Retype the data that follows line by line, exactly, and leave its pictures out.

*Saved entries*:
★ ★ ★ ★ ★

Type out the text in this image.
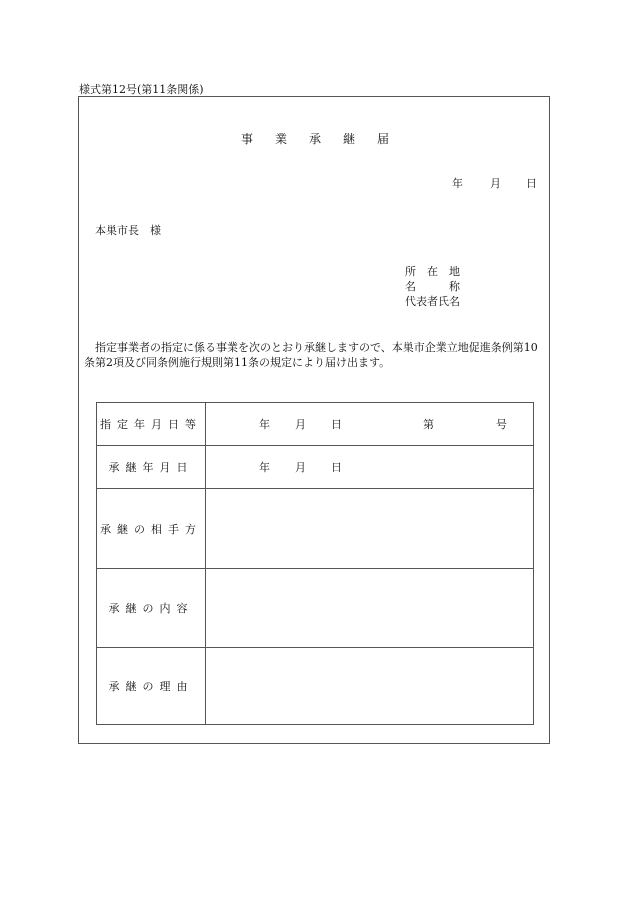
様式第12号(第11条関係)
事業承継届
年 月 日
本巣市長　様
所　在　地
名　　　称
代表者氏名

指定事業者の指定に係る事業を次のとおり承継しますので、本巣市企業立地促進条例第10条第2項及び同条例施行規則第11条の規定により届け出ます。

指定年月日等	年 月 日 第 号

承継年月日	年 月 日

承継の相手方	
承継の内容	
承継の理由	
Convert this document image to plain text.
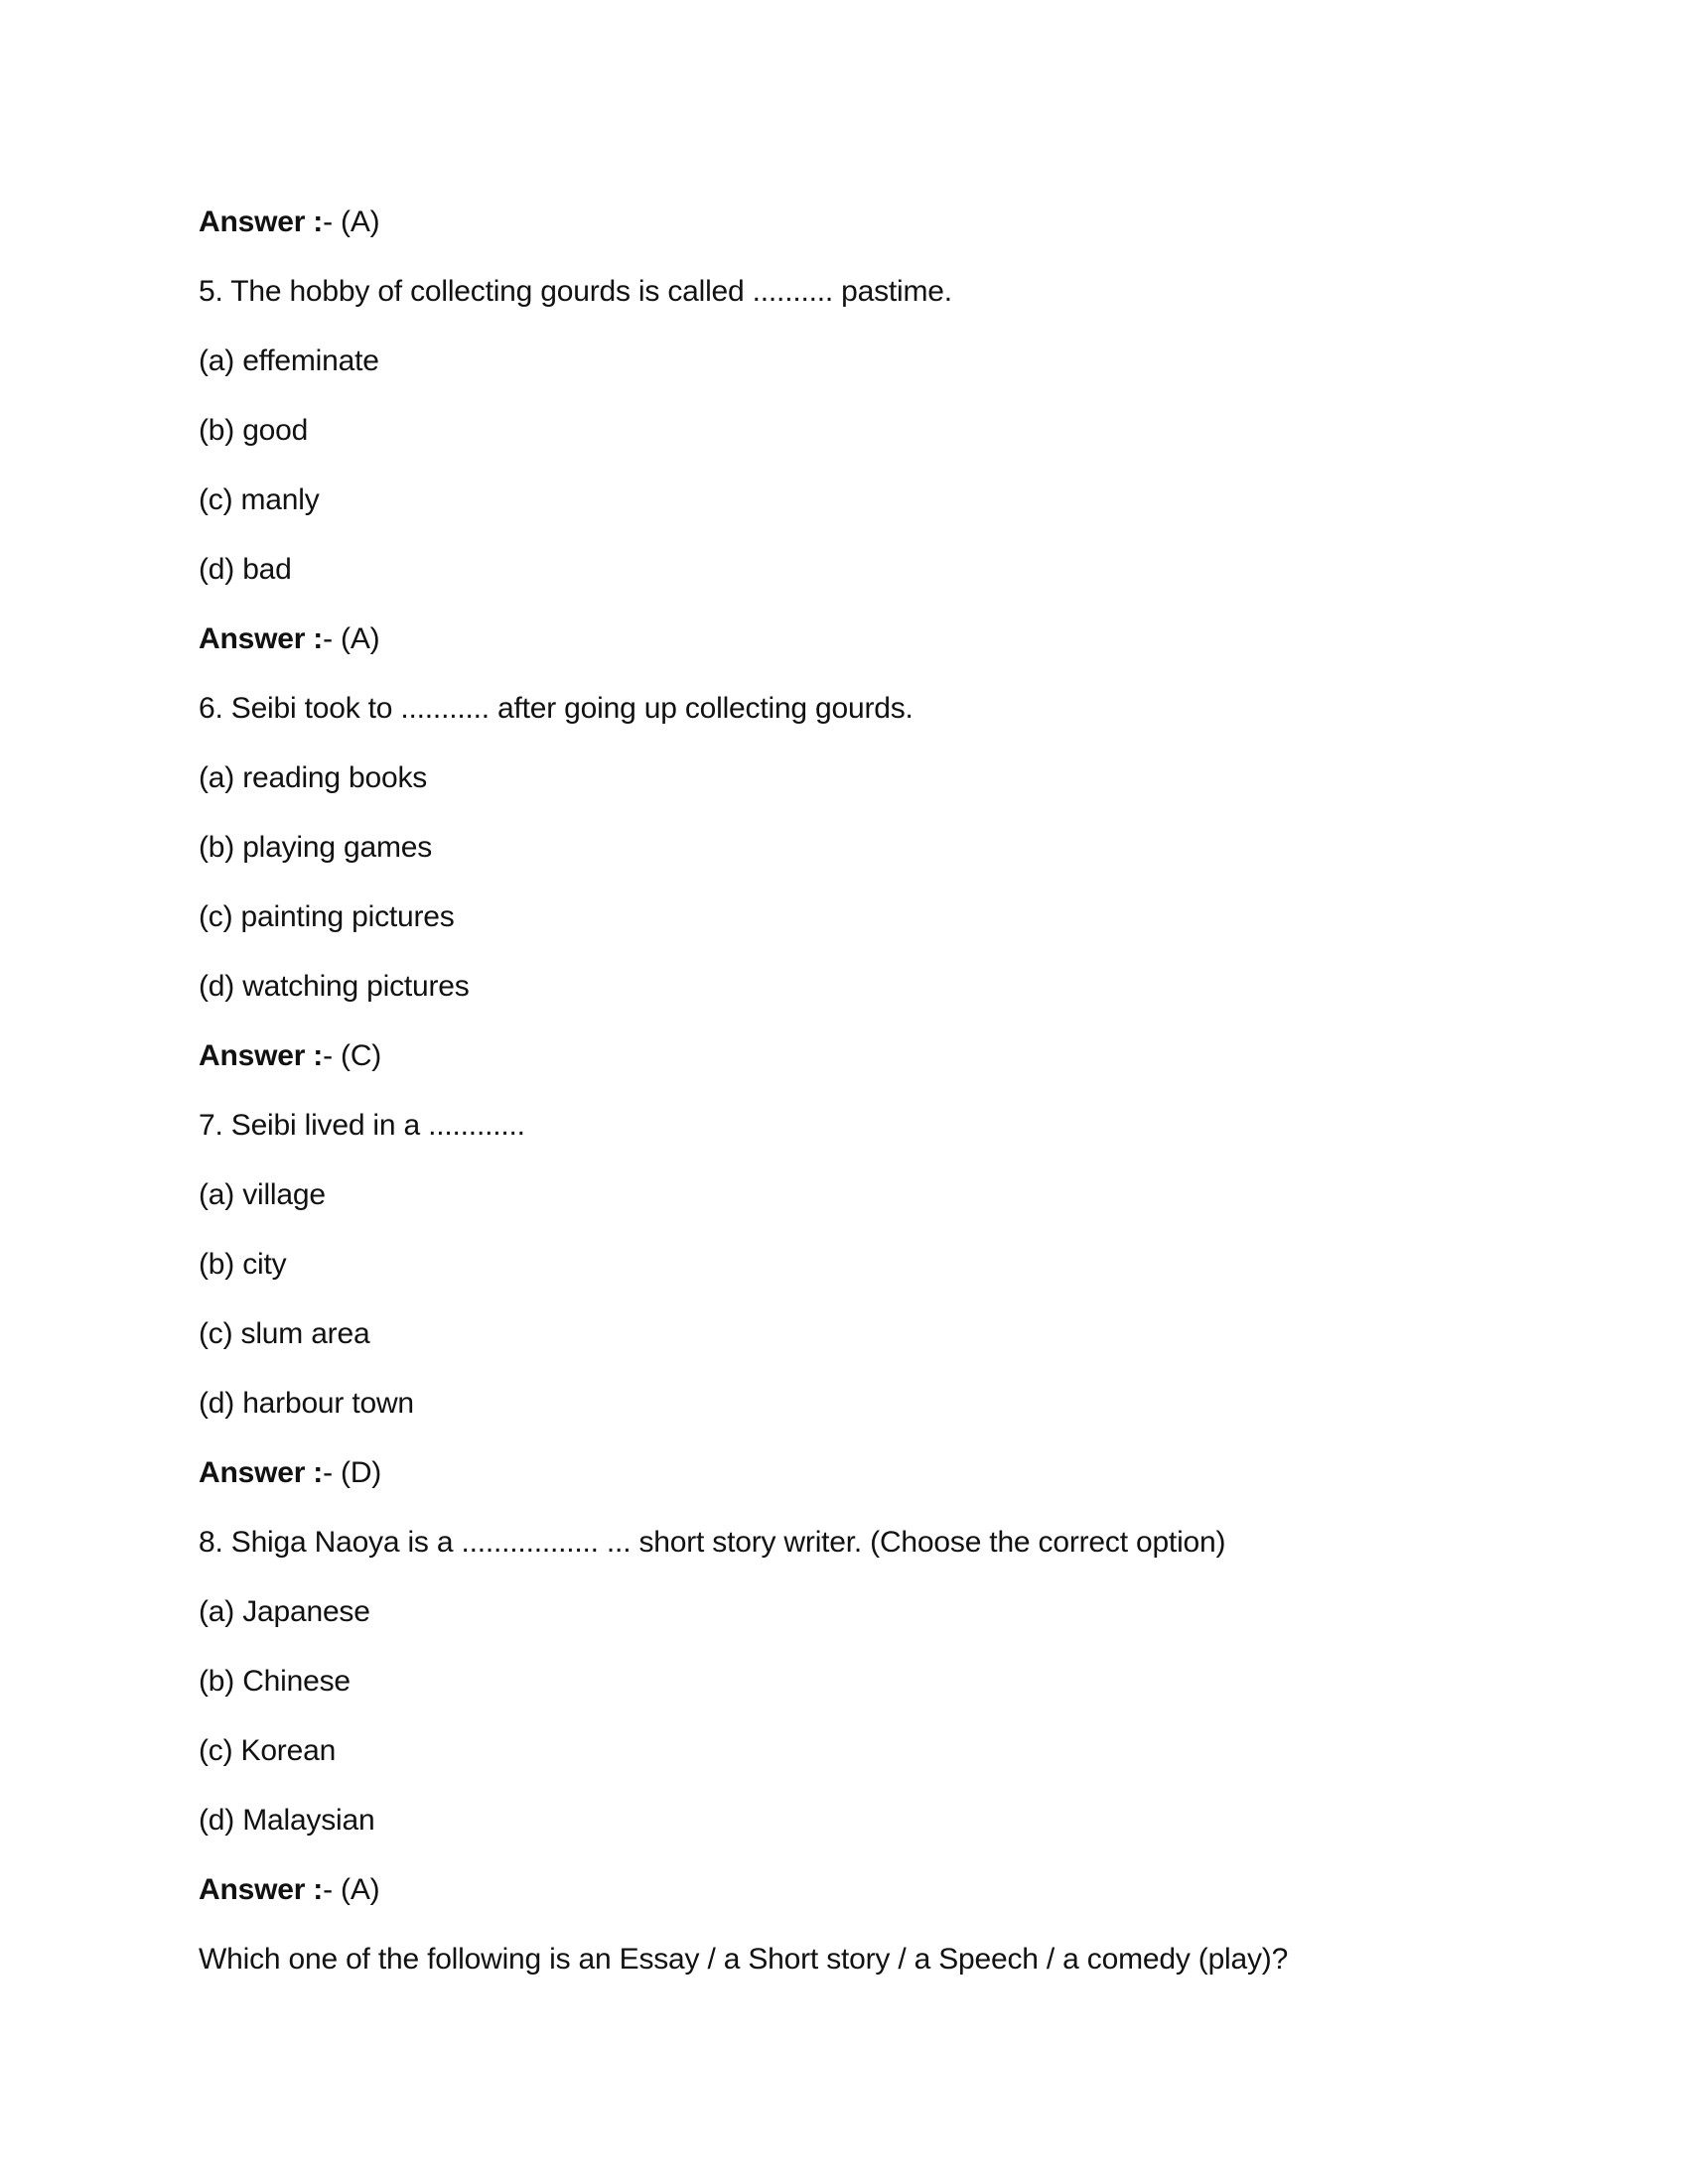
Answer :- (A)
5. The hobby of collecting gourds is called .......... pastime.
(a) effeminate
(b) good
(c) manly
(d) bad
Answer :- (A)
6. Seibi took to ........... after going up collecting gourds.
(a) reading books
(b) playing games
(c) painting pictures
(d) watching pictures
Answer :- (C)
7. Seibi lived in a ............
(a) village
(b) city
(c) slum area
(d) harbour town
Answer :- (D)
8. Shiga Naoya is a ................. ... short story writer. (Choose the correct option)
(a) Japanese
(b) Chinese
(c) Korean
(d) Malaysian
Answer :- (A)
Which one of the following is an Essay / a Short story / a Speech / a comedy (play)?
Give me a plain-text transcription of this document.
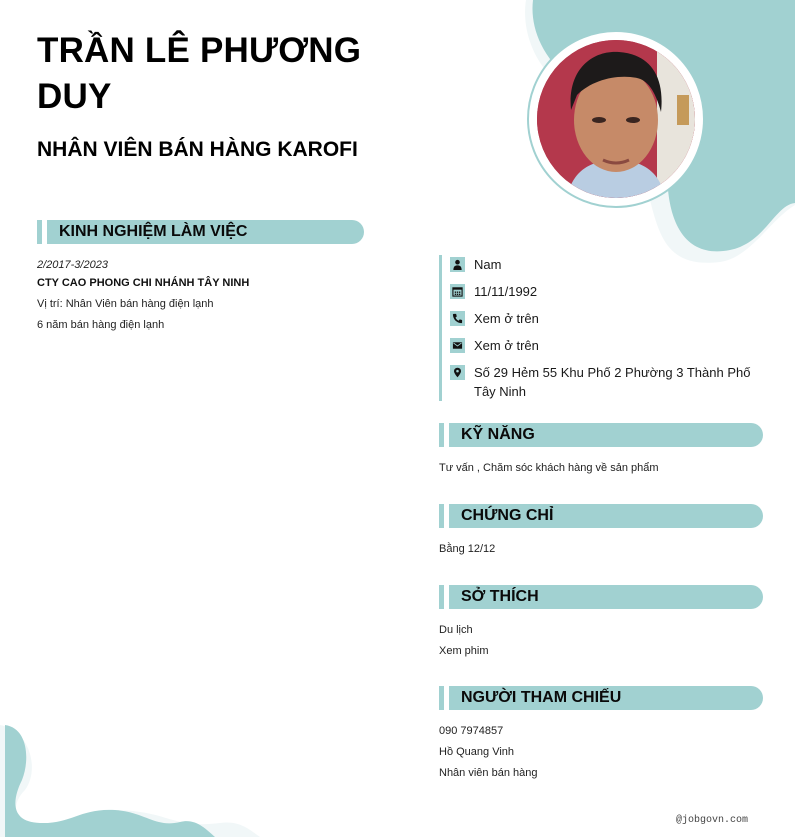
TRẦN LÊ PHƯƠNG DUY
NHÂN VIÊN BÁN HÀNG KAROFI
KINH NGHIỆM LÀM VIỆC
2/2017-3/2023
CTY CAO PHONG CHI NHÁNH TÂY NINH
Vị trí: Nhân Viên bán hàng điện lạnh
6 năm bán hàng điện lạnh
Nam
11/11/1992
Xem ở trên
Xem ở trên
Số 29 Hẻm 55 Khu Phố 2 Phường 3 Thành Phố Tây Ninh
KỸ NĂNG
Tư vấn , Chăm sóc khách hàng về sản phẩm
CHỨNG CHỈ
Bằng 12/12
SỞ THÍCH
Du lịch
Xem phim
NGƯỜI THAM CHIẾU
090 7974857
Hồ Quang Vinh
Nhân viên bán hàng
@jobgovn.com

★ ★ ★ ★ ★

*Output for this exercise*:
Type out the text in this image.
様式第12号(第11条関係)
事業承継届
年 月 日
本巣市長　様
所　在　地
名　　　称
代表者氏名

指定事業者の指定に係る事業を次のとおり承継しますので、本巣市企業立地促進条例第10条第2項及び同条例施行規則第11条の規定により届け出ます。

指定年月日等	年 月 日 第 号

承継年月日	年 月 日

承継の相手方	
承継の内容	
承継の理由	
Convert this document image to plain text.
Answer :- (A)
5. The hobby of collecting gourds is called .......... pastime.
(a) effeminate
(b) good
(c) manly
(d) bad
Answer :- (A)
6. Seibi took to ........... after going up collecting gourds.
(a) reading books
(b) playing games
(c) painting pictures
(d) watching pictures
Answer :- (C)
7. Seibi lived in a ............
(a) village
(b) city
(c) slum area
(d) harbour town
Answer :- (D)
8. Shiga Naoya is a ................. ... short story writer. (Choose the correct option)
(a) Japanese
(b) Chinese
(c) Korean
(d) Malaysian
Answer :- (A)
Which one of the following is an Essay / a Short story / a Speech / a comedy (play)?
Give me a plain-text transcription of this document.
TRẦN LÊ PHƯƠNG DUY
NHÂN VIÊN BÁN HÀNG KAROFI
KINH NGHIỆM LÀM VIỆC
2/2017-3/2023
CTY CAO PHONG CHI NHÁNH TÂY NINH
Vị trí: Nhân Viên bán hàng điện lạnh
6 năm bán hàng điện lạnh
Nam
11/11/1992
Xem ở trên
Xem ở trên
Số 29 Hẻm 55 Khu Phố 2 Phường 3 Thành Phố Tây Ninh
KỸ NĂNG
Tư vấn , Chăm sóc khách hàng về sản phẩm
CHỨNG CHỈ
Bằng 12/12
SỞ THÍCH
Du lịch
Xem phim
NGƯỜI THAM CHIẾU
090 7974857
Hồ Quang Vinh
Nhân viên bán hàng
@jobgovn.com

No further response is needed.